*Given instruction*
Repeat the listing in full. Nothing may be added or left out.

*Extracted data entries*
========================

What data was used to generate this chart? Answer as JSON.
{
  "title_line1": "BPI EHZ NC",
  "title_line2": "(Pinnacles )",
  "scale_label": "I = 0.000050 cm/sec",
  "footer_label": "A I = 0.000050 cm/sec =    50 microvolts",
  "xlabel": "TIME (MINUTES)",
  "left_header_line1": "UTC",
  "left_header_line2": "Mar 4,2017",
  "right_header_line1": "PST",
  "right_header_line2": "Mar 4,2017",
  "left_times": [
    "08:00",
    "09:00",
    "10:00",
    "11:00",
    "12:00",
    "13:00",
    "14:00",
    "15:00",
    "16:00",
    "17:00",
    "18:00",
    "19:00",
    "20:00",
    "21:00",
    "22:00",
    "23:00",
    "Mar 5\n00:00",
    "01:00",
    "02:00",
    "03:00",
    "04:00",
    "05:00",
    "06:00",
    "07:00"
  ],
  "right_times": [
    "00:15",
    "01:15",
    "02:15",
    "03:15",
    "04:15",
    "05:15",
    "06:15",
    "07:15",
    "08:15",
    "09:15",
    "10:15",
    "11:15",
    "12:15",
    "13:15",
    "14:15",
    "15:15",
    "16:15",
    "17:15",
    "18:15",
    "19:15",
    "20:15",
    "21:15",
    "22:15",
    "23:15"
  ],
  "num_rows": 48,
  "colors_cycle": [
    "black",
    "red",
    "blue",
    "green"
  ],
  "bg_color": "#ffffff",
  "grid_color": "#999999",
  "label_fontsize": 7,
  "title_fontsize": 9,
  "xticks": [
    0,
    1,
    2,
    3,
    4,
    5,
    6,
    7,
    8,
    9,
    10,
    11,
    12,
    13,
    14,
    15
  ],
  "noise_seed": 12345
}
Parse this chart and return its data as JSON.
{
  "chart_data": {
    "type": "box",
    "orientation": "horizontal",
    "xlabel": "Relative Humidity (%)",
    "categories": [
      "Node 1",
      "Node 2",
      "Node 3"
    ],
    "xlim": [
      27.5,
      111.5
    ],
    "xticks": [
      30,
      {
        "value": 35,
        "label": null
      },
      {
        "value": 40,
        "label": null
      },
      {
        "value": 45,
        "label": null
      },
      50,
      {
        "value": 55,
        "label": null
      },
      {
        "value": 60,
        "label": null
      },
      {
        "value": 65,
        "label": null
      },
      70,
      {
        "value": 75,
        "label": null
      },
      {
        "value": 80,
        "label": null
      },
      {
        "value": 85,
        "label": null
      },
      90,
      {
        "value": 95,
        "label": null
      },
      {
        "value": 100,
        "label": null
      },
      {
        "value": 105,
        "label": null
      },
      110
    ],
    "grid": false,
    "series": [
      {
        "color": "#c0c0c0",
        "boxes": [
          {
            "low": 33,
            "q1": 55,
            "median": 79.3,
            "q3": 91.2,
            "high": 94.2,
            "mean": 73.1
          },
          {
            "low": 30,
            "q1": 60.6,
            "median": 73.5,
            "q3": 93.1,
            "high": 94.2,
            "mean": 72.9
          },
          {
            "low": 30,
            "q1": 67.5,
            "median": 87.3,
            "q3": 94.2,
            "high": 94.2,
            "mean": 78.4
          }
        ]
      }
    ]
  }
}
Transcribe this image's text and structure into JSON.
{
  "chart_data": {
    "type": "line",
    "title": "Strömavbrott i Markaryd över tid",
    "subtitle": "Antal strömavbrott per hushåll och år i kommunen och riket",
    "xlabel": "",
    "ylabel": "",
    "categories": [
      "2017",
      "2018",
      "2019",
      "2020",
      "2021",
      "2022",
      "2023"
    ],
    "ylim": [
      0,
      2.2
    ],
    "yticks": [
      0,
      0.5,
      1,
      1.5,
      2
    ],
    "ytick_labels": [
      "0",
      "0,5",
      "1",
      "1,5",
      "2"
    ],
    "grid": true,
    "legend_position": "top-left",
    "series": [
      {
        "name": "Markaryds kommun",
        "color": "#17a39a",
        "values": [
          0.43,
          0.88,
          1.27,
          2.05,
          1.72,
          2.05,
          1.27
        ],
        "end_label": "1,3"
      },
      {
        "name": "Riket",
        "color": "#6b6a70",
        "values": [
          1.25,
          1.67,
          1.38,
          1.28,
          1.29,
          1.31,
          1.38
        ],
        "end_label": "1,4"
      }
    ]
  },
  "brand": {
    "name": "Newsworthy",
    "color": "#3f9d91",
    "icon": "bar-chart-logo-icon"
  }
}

========================

*Reply*
What data was used to generate this chart? Answer as JSON.
{
  "title_line1": "BPI EHZ NC",
  "title_line2": "(Pinnacles )",
  "scale_label": "I = 0.000050 cm/sec",
  "footer_label": "A I = 0.000050 cm/sec =    50 microvolts",
  "xlabel": "TIME (MINUTES)",
  "left_header_line1": "UTC",
  "left_header_line2": "Mar 4,2017",
  "right_header_line1": "PST",
  "right_header_line2": "Mar 4,2017",
  "left_times": [
    "08:00",
    "09:00",
    "10:00",
    "11:00",
    "12:00",
    "13:00",
    "14:00",
    "15:00",
    "16:00",
    "17:00",
    "18:00",
    "19:00",
    "20:00",
    "21:00",
    "22:00",
    "23:00",
    "Mar 5\n00:00",
    "01:00",
    "02:00",
    "03:00",
    "04:00",
    "05:00",
    "06:00",
    "07:00"
  ],
  "right_times": [
    "00:15",
    "01:15",
    "02:15",
    "03:15",
    "04:15",
    "05:15",
    "06:15",
    "07:15",
    "08:15",
    "09:15",
    "10:15",
    "11:15",
    "12:15",
    "13:15",
    "14:15",
    "15:15",
    "16:15",
    "17:15",
    "18:15",
    "19:15",
    "20:15",
    "21:15",
    "22:15",
    "23:15"
  ],
  "num_rows": 48,
  "colors_cycle": [
    "black",
    "red",
    "blue",
    "green"
  ],
  "bg_color": "#ffffff",
  "grid_color": "#999999",
  "label_fontsize": 7,
  "title_fontsize": 9,
  "xticks": [
    0,
    1,
    2,
    3,
    4,
    5,
    6,
    7,
    8,
    9,
    10,
    11,
    12,
    13,
    14,
    15
  ],
  "noise_seed": 12345
}
Parse this chart and return its data as JSON.
{
  "chart_data": {
    "type": "box",
    "orientation": "horizontal",
    "xlabel": "Relative Humidity (%)",
    "categories": [
      "Node 1",
      "Node 2",
      "Node 3"
    ],
    "xlim": [
      27.5,
      111.5
    ],
    "xticks": [
      30,
      {
        "value": 35,
        "label": null
      },
      {
        "value": 40,
        "label": null
      },
      {
        "value": 45,
        "label": null
      },
      50,
      {
        "value": 55,
        "label": null
      },
      {
        "value": 60,
        "label": null
      },
      {
        "value": 65,
        "label": null
      },
      70,
      {
        "value": 75,
        "label": null
      },
      {
        "value": 80,
        "label": null
      },
      {
        "value": 85,
        "label": null
      },
      90,
      {
        "value": 95,
        "label": null
      },
      {
        "value": 100,
        "label": null
      },
      {
        "value": 105,
        "label": null
      },
      110
    ],
    "grid": false,
    "series": [
      {
        "color": "#c0c0c0",
        "boxes": [
          {
            "low": 33,
            "q1": 55,
            "median": 79.3,
            "q3": 91.2,
            "high": 94.2,
            "mean": 73.1
          },
          {
            "low": 30,
            "q1": 60.6,
            "median": 73.5,
            "q3": 93.1,
            "high": 94.2,
            "mean": 72.9
          },
          {
            "low": 30,
            "q1": 67.5,
            "median": 87.3,
            "q3": 94.2,
            "high": 94.2,
            "mean": 78.4
          }
        ]
      }
    ]
  }
}
Transcribe this image's text and structure into JSON.
{
  "chart_data": {
    "type": "line",
    "title": "Strömavbrott i Markaryd över tid",
    "subtitle": "Antal strömavbrott per hushåll och år i kommunen och riket",
    "xlabel": "",
    "ylabel": "",
    "categories": [
      "2017",
      "2018",
      "2019",
      "2020",
      "2021",
      "2022",
      "2023"
    ],
    "ylim": [
      0,
      2.2
    ],
    "yticks": [
      0,
      0.5,
      1,
      1.5,
      2
    ],
    "ytick_labels": [
      "0",
      "0,5",
      "1",
      "1,5",
      "2"
    ],
    "grid": true,
    "legend_position": "top-left",
    "series": [
      {
        "name": "Markaryds kommun",
        "color": "#17a39a",
        "values": [
          0.43,
          0.88,
          1.27,
          2.05,
          1.72,
          2.05,
          1.27
        ],
        "end_label": "1,3"
      },
      {
        "name": "Riket",
        "color": "#6b6a70",
        "values": [
          1.25,
          1.67,
          1.38,
          1.28,
          1.29,
          1.31,
          1.38
        ],
        "end_label": "1,4"
      }
    ]
  },
  "brand": {
    "name": "Newsworthy",
    "color": "#3f9d91",
    "icon": "bar-chart-logo-icon"
  }
}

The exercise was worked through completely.